═══ Given records ═══

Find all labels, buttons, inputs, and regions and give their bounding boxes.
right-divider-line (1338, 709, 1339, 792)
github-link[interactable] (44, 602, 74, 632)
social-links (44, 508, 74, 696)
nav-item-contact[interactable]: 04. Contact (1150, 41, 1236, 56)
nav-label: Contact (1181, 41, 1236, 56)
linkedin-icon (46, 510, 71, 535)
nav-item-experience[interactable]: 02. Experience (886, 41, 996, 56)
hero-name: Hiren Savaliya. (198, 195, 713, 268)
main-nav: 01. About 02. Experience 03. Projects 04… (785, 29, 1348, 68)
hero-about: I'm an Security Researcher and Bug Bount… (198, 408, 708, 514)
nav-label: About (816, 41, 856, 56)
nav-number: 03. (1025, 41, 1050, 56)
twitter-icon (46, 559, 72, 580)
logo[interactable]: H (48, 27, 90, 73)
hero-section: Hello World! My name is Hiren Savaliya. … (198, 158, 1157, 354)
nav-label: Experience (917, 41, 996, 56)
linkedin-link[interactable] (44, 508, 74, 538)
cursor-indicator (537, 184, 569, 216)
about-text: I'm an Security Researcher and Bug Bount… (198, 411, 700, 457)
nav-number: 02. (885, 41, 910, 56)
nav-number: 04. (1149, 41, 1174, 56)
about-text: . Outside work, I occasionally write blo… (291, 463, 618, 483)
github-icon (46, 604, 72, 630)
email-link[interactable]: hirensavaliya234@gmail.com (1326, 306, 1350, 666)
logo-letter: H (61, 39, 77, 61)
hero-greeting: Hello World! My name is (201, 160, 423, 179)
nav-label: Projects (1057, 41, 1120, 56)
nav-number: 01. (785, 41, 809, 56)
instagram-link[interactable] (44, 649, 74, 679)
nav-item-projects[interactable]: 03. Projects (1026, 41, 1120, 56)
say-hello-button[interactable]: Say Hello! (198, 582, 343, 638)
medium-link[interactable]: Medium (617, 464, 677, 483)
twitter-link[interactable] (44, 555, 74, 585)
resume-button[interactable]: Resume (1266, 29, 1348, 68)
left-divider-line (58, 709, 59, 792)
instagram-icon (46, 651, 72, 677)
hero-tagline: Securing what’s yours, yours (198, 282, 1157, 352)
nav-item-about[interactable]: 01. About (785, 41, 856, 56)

═══

§ Written request
Please rewrite the material above, changing every instance of "nav-label" to "nav-text" and leaving everything else unchanged.

§ Task result
Find all labels, buttons, inputs, and regions and give their bounding boxes.
right-divider-line (1338, 709, 1339, 792)
github-link[interactable] (44, 602, 74, 632)
social-links (44, 508, 74, 696)
nav-item-contact[interactable]: 04. Contact (1150, 41, 1236, 56)
nav-text: Contact (1181, 41, 1236, 56)
linkedin-icon (46, 510, 71, 535)
nav-item-experience[interactable]: 02. Experience (886, 41, 996, 56)
hero-name: Hiren Savaliya. (198, 195, 713, 268)
main-nav: 01. About 02. Experience 03. Projects 04… (785, 29, 1348, 68)
hero-about: I'm an Security Researcher and Bug Bount… (198, 408, 708, 514)
nav-text: About (816, 41, 856, 56)
nav-number: 03. (1025, 41, 1050, 56)
twitter-icon (46, 559, 72, 580)
logo[interactable]: H (48, 27, 90, 73)
hero-section: Hello World! My name is Hiren Savaliya. … (198, 158, 1157, 354)
nav-text: Experience (917, 41, 996, 56)
linkedin-link[interactable] (44, 508, 74, 538)
cursor-indicator (537, 184, 569, 216)
about-text: I'm an Security Researcher and Bug Bount… (198, 411, 700, 457)
nav-number: 02. (885, 41, 910, 56)
nav-number: 04. (1149, 41, 1174, 56)
about-text: . Outside work, I occasionally write blo… (291, 463, 618, 483)
github-icon (46, 604, 72, 630)
email-link[interactable]: hirensavaliya234@gmail.com (1326, 306, 1350, 666)
logo-letter: H (61, 39, 77, 61)
hero-greeting: Hello World! My name is (201, 160, 423, 179)
nav-text: Projects (1057, 41, 1120, 56)
nav-number: 01. (785, 41, 809, 56)
instagram-link[interactable] (44, 649, 74, 679)
nav-item-projects[interactable]: 03. Projects (1026, 41, 1120, 56)
say-hello-button[interactable]: Say Hello! (198, 582, 343, 638)
medium-link[interactable]: Medium (617, 464, 677, 483)
twitter-link[interactable] (44, 555, 74, 585)
resume-button[interactable]: Resume (1266, 29, 1348, 68)
left-divider-line (58, 709, 59, 792)
instagram-icon (46, 651, 72, 677)
hero-tagline: Securing what’s yours, yours (198, 282, 1157, 352)
nav-item-about[interactable]: 01. About (785, 41, 856, 56)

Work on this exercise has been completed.